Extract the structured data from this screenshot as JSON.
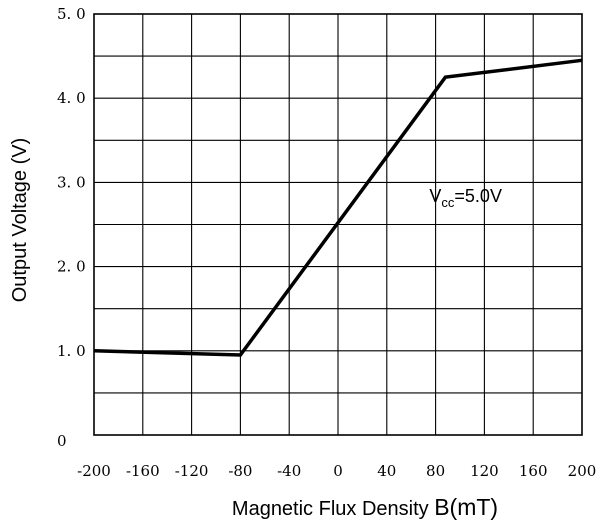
{
  "chart_data": {
    "type": "line",
    "xlabel_main": "Magnetic Flux Density ",
    "xlabel_symbol": "B(mT)",
    "ylabel": "Output Voltage (V)",
    "xlim": [
      -200,
      200
    ],
    "ylim": [
      0,
      5
    ],
    "grid": true,
    "xticks": [
      "-200",
      "-160",
      "-120",
      "-80",
      "-40",
      "0",
      "40",
      "80",
      "120",
      "160",
      "200"
    ],
    "yticks": [
      "0",
      "1. 0",
      "2. 0",
      "3. 0",
      "4. 0",
      "5. 0"
    ],
    "series": [
      {
        "x": [
          -200,
          -80,
          88,
          200
        ],
        "y": [
          1.0,
          0.95,
          4.25,
          4.45
        ]
      }
    ],
    "annotation": {
      "base": "V",
      "sub": "cc",
      "rest": "=5.0V",
      "x": 120,
      "y": 2.85
    }
  }
}
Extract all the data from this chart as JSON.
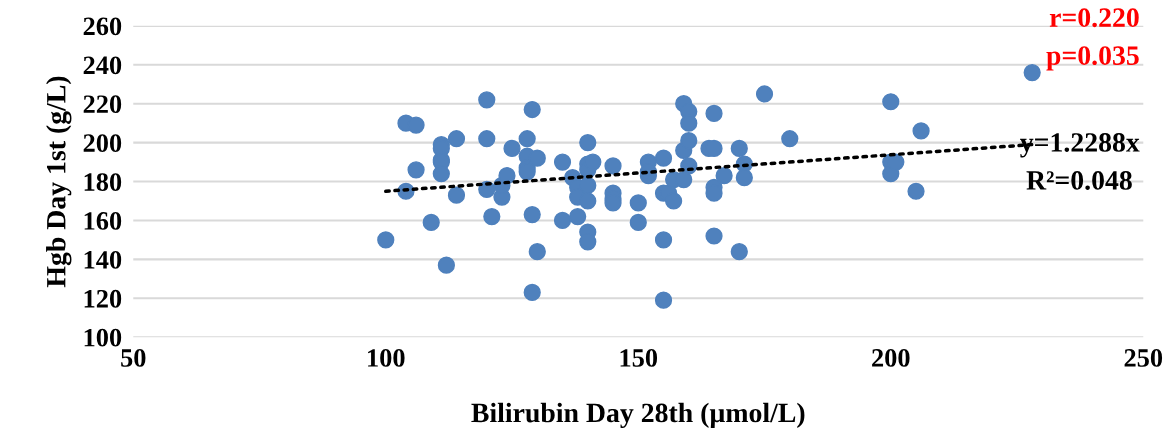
{
  "chart_data": {
    "type": "scatter",
    "xlabel": "Bilirubin Day 28th (µmol/L)",
    "ylabel": "Hgb Day 1st (g/L)",
    "xlim": [
      50,
      250
    ],
    "xticks": [
      50,
      100,
      150,
      200,
      250
    ],
    "ylim": [
      100,
      260
    ],
    "yticks": [
      100,
      120,
      140,
      160,
      180,
      200,
      220,
      240,
      260
    ],
    "grid": "y",
    "legend": false,
    "marker": "circle",
    "series": [
      {
        "color": "#4f81bd",
        "x": [
          100,
          104,
          104,
          106,
          106,
          109,
          111,
          111,
          111,
          111,
          111,
          112,
          114,
          114,
          120,
          120,
          120,
          121,
          123,
          123,
          124,
          125,
          128,
          128,
          128,
          128,
          129,
          129,
          129,
          130,
          130,
          135,
          135,
          137,
          138,
          138,
          138,
          140,
          140,
          140,
          140,
          140,
          140,
          140,
          141,
          145,
          145,
          145,
          145,
          150,
          150,
          152,
          152,
          152,
          155,
          155,
          155,
          155,
          156,
          157,
          157,
          159,
          159,
          159,
          160,
          160,
          160,
          160,
          164,
          165,
          165,
          165,
          165,
          165,
          167,
          170,
          170,
          171,
          171,
          175,
          180,
          200,
          200,
          200,
          201,
          205,
          206,
          228
        ],
        "values": [
          150,
          175,
          210,
          209,
          186,
          159,
          199,
          197,
          191,
          190,
          184,
          137,
          202,
          173,
          222,
          202,
          176,
          162,
          172,
          178,
          183,
          197,
          202,
          193,
          187,
          185,
          217,
          163,
          123,
          192,
          144,
          190,
          160,
          182,
          177,
          162,
          172,
          200,
          189,
          186,
          178,
          170,
          154,
          149,
          190,
          188,
          174,
          171,
          169,
          169,
          159,
          190,
          183,
          185,
          192,
          174,
          150,
          119,
          174,
          181,
          170,
          220,
          196,
          181,
          216,
          210,
          201,
          188,
          197,
          197,
          215,
          177,
          174,
          152,
          183,
          197,
          144,
          189,
          182,
          225,
          202,
          221,
          190,
          184,
          190,
          175,
          206,
          236
        ]
      },
      {
        "type": "line",
        "color": "#000000",
        "line_style": "dotted",
        "marker": "none",
        "x": [
          100,
          228
        ],
        "values": [
          175,
          199
        ]
      }
    ],
    "annotations": [
      "r=0.220",
      "p=0.035",
      "y=1.2288x",
      "R²=0.048"
    ]
  }
}
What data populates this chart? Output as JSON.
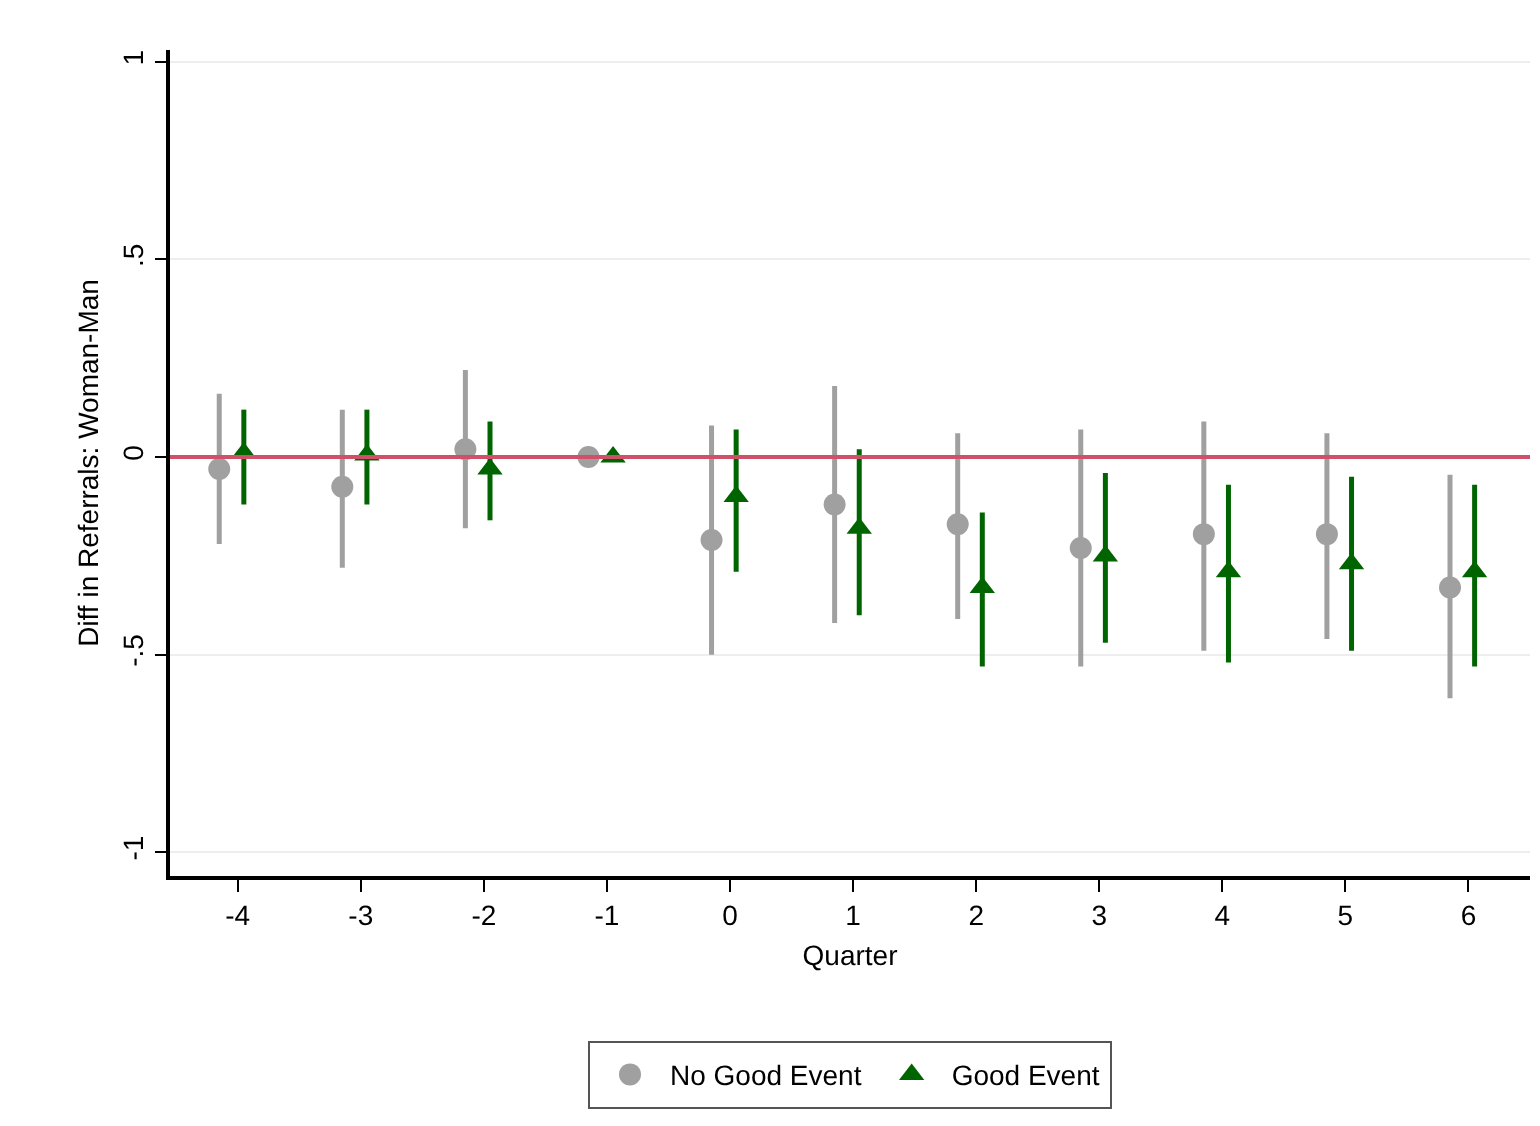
{
  "chart_data": {
    "type": "scatter",
    "xlabel": "Quarter",
    "ylabel": "Diff in Referrals: Woman-Man",
    "xlim": [
      -4.55,
      6.5
    ],
    "xticks": [
      -4,
      -3,
      -2,
      -1,
      0,
      1,
      2,
      3,
      4,
      5,
      6
    ],
    "ylim": [
      -1.06,
      1.03
    ],
    "yticks": [
      {
        "value": -1,
        "label": "-1"
      },
      {
        "value": -0.5,
        "label": "-.5"
      },
      0,
      {
        "value": 0.5,
        "label": ".5"
      },
      1
    ],
    "grid": "y",
    "legend": "bottom",
    "ref_lines": [
      {
        "axis": "y",
        "value": 0,
        "color": "#d0506a"
      }
    ],
    "series": [
      {
        "name": "No Good Event",
        "color": "#a0a0a0",
        "marker": "circle",
        "x": [
          -4.15,
          -3.15,
          -2.15,
          -1.15,
          -0.15,
          0.85,
          1.85,
          2.85,
          3.85,
          4.85,
          5.85
        ],
        "values": [
          -0.03,
          -0.075,
          0.02,
          0,
          -0.21,
          -0.12,
          -0.17,
          -0.23,
          -0.195,
          -0.195,
          -0.33
        ],
        "errors": [
          [
            -0.22,
            0.16
          ],
          [
            -0.28,
            0.12
          ],
          [
            -0.18,
            0.22
          ],
          null,
          [
            -0.5,
            0.08
          ],
          [
            -0.42,
            0.18
          ],
          [
            -0.41,
            0.06
          ],
          [
            -0.53,
            0.07
          ],
          [
            -0.49,
            0.09
          ],
          [
            -0.46,
            0.06
          ],
          [
            -0.61,
            -0.045
          ]
        ]
      },
      {
        "name": "Good Event",
        "color": "#006400",
        "marker": "triangle",
        "x": [
          -3.95,
          -2.95,
          -1.95,
          -0.95,
          0.05,
          1.05,
          2.05,
          3.05,
          4.05,
          5.05,
          6.05
        ],
        "values": [
          0.01,
          0.005,
          -0.03,
          0,
          -0.1,
          -0.18,
          -0.33,
          -0.25,
          -0.29,
          -0.27,
          -0.29
        ],
        "errors": [
          [
            -0.12,
            0.12
          ],
          [
            -0.12,
            0.12
          ],
          [
            -0.16,
            0.09
          ],
          null,
          [
            -0.29,
            0.07
          ],
          [
            -0.4,
            0.02
          ],
          [
            -0.53,
            -0.14
          ],
          [
            -0.47,
            -0.04
          ],
          [
            -0.52,
            -0.07
          ],
          [
            -0.49,
            -0.05
          ],
          [
            -0.53,
            -0.07
          ]
        ]
      }
    ]
  }
}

**Given problem:** Set down all the data again exactly as above, pictures excluded.

**Result for this exercise:**
Extract the structured data from this screenshot as JSON.
{
  "chart_data": {
    "type": "line",
    "xlabel_main": "Magnetic Flux Density ",
    "xlabel_symbol": "B(mT)",
    "ylabel": "Output Voltage (V)",
    "xlim": [
      -200,
      200
    ],
    "ylim": [
      0,
      5
    ],
    "grid": true,
    "xticks": [
      "-200",
      "-160",
      "-120",
      "-80",
      "-40",
      "0",
      "40",
      "80",
      "120",
      "160",
      "200"
    ],
    "yticks": [
      "0",
      "1. 0",
      "2. 0",
      "3. 0",
      "4. 0",
      "5. 0"
    ],
    "series": [
      {
        "x": [
          -200,
          -80,
          88,
          200
        ],
        "y": [
          1.0,
          0.95,
          4.25,
          4.45
        ]
      }
    ],
    "annotation": {
      "base": "V",
      "sub": "cc",
      "rest": "=5.0V",
      "x": 120,
      "y": 2.85
    }
  }
}
Extract all the data from this chart as JSON.
{
  "chart_data": {
    "type": "scatter",
    "xlabel": "Bilirubin Day 28th (µmol/L)",
    "ylabel": "Hgb Day 1st (g/L)",
    "xlim": [
      50,
      250
    ],
    "xticks": [
      50,
      100,
      150,
      200,
      250
    ],
    "ylim": [
      100,
      260
    ],
    "yticks": [
      100,
      120,
      140,
      160,
      180,
      200,
      220,
      240,
      260
    ],
    "grid": "y",
    "legend": false,
    "marker": "circle",
    "series": [
      {
        "color": "#4f81bd",
        "x": [
          100,
          104,
          104,
          106,
          106,
          109,
          111,
          111,
          111,
          111,
          111,
          112,
          114,
          114,
          120,
          120,
          120,
          121,
          123,
          123,
          124,
          125,
          128,
          128,
          128,
          128,
          129,
          129,
          129,
          130,
          130,
          135,
          135,
          137,
          138,
          138,
          138,
          140,
          140,
          140,
          140,
          140,
          140,
          140,
          141,
          145,
          145,
          145,
          145,
          150,
          150,
          152,
          152,
          152,
          155,
          155,
          155,
          155,
          156,
          157,
          157,
          159,
          159,
          159,
          160,
          160,
          160,
          160,
          164,
          165,
          165,
          165,
          165,
          165,
          167,
          170,
          170,
          171,
          171,
          175,
          180,
          200,
          200,
          200,
          201,
          205,
          206,
          228
        ],
        "values": [
          150,
          175,
          210,
          209,
          186,
          159,
          199,
          197,
          191,
          190,
          184,
          137,
          202,
          173,
          222,
          202,
          176,
          162,
          172,
          178,
          183,
          197,
          202,
          193,
          187,
          185,
          217,
          163,
          123,
          192,
          144,
          190,
          160,
          182,
          177,
          162,
          172,
          200,
          189,
          186,
          178,
          170,
          154,
          149,
          190,
          188,
          174,
          171,
          169,
          169,
          159,
          190,
          183,
          185,
          192,
          174,
          150,
          119,
          174,
          181,
          170,
          220,
          196,
          181,
          216,
          210,
          201,
          188,
          197,
          197,
          215,
          177,
          174,
          152,
          183,
          197,
          144,
          189,
          182,
          225,
          202,
          221,
          190,
          184,
          190,
          175,
          206,
          236
        ]
      },
      {
        "type": "line",
        "color": "#000000",
        "line_style": "dotted",
        "marker": "none",
        "x": [
          100,
          228
        ],
        "values": [
          175,
          199
        ]
      }
    ],
    "annotations": [
      "r=0.220",
      "p=0.035",
      "y=1.2288x",
      "R²=0.048"
    ]
  }
}
What data populates this chart? Output as JSON.
{
  "chart_data": {
    "type": "scatter",
    "xlabel": "Quarter",
    "ylabel": "Diff in Referrals: Woman-Man",
    "xlim": [
      -4.55,
      6.5
    ],
    "xticks": [
      -4,
      -3,
      -2,
      -1,
      0,
      1,
      2,
      3,
      4,
      5,
      6
    ],
    "ylim": [
      -1.06,
      1.03
    ],
    "yticks": [
      {
        "value": -1,
        "label": "-1"
      },
      {
        "value": -0.5,
        "label": "-.5"
      },
      0,
      {
        "value": 0.5,
        "label": ".5"
      },
      1
    ],
    "grid": "y",
    "legend": "bottom",
    "ref_lines": [
      {
        "axis": "y",
        "value": 0,
        "color": "#d0506a"
      }
    ],
    "series": [
      {
        "name": "No Good Event",
        "color": "#a0a0a0",
        "marker": "circle",
        "x": [
          -4.15,
          -3.15,
          -2.15,
          -1.15,
          -0.15,
          0.85,
          1.85,
          2.85,
          3.85,
          4.85,
          5.85
        ],
        "values": [
          -0.03,
          -0.075,
          0.02,
          0,
          -0.21,
          -0.12,
          -0.17,
          -0.23,
          -0.195,
          -0.195,
          -0.33
        ],
        "errors": [
          [
            -0.22,
            0.16
          ],
          [
            -0.28,
            0.12
          ],
          [
            -0.18,
            0.22
          ],
          null,
          [
            -0.5,
            0.08
          ],
          [
            -0.42,
            0.18
          ],
          [
            -0.41,
            0.06
          ],
          [
            -0.53,
            0.07
          ],
          [
            -0.49,
            0.09
          ],
          [
            -0.46,
            0.06
          ],
          [
            -0.61,
            -0.045
          ]
        ]
      },
      {
        "name": "Good Event",
        "color": "#006400",
        "marker": "triangle",
        "x": [
          -3.95,
          -2.95,
          -1.95,
          -0.95,
          0.05,
          1.05,
          2.05,
          3.05,
          4.05,
          5.05,
          6.05
        ],
        "values": [
          0.01,
          0.005,
          -0.03,
          0,
          -0.1,
          -0.18,
          -0.33,
          -0.25,
          -0.29,
          -0.27,
          -0.29
        ],
        "errors": [
          [
            -0.12,
            0.12
          ],
          [
            -0.12,
            0.12
          ],
          [
            -0.16,
            0.09
          ],
          null,
          [
            -0.29,
            0.07
          ],
          [
            -0.4,
            0.02
          ],
          [
            -0.53,
            -0.14
          ],
          [
            -0.47,
            -0.04
          ],
          [
            -0.52,
            -0.07
          ],
          [
            -0.49,
            -0.05
          ],
          [
            -0.53,
            -0.07
          ]
        ]
      }
    ]
  }
}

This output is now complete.